- **WHAT THE EXERCISE ASKS**: List each line in which the string "this" appears.

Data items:
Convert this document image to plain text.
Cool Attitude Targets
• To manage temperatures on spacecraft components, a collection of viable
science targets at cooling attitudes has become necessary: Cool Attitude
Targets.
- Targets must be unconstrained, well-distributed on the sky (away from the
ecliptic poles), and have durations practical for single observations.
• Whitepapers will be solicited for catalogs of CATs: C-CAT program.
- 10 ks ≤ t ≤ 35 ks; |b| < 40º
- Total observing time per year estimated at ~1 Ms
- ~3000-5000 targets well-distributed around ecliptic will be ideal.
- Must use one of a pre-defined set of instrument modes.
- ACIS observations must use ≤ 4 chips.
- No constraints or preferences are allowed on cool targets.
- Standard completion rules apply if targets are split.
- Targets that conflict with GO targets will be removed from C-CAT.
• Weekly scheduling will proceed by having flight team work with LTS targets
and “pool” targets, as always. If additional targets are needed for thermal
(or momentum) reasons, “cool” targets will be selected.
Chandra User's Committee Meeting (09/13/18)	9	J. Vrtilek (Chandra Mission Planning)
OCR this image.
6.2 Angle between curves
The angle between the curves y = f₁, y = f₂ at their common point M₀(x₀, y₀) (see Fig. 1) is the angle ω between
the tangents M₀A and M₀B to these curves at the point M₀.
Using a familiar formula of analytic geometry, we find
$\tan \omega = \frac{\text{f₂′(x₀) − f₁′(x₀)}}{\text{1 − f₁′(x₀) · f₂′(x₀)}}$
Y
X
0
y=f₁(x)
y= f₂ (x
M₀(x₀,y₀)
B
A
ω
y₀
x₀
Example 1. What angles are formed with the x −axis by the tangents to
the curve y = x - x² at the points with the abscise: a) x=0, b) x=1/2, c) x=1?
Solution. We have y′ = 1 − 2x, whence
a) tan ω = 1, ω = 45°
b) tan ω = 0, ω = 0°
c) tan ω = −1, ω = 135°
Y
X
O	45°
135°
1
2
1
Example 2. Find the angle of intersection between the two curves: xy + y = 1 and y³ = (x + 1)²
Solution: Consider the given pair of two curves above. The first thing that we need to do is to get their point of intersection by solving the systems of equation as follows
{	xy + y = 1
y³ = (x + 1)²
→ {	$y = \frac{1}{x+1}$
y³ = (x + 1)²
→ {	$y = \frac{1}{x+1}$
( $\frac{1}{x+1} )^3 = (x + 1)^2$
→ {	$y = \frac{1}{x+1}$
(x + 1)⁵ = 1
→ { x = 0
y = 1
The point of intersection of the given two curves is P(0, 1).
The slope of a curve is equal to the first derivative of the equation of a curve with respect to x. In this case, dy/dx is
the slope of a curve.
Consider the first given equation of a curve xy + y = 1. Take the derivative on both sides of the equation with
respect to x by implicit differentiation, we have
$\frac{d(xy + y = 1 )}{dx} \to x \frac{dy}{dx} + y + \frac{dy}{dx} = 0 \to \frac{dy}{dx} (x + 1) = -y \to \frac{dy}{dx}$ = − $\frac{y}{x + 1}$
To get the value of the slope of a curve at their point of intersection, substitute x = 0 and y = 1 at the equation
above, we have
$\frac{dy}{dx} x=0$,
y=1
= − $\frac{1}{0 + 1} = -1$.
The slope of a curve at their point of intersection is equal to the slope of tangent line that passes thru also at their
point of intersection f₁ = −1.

- **TASK RESPONSE**:
Convert this document image to plain text.
OCR this image.
The slope of a curve is equal to the first derivative of the equation of a curve with respect to x. In this case, dy/dx is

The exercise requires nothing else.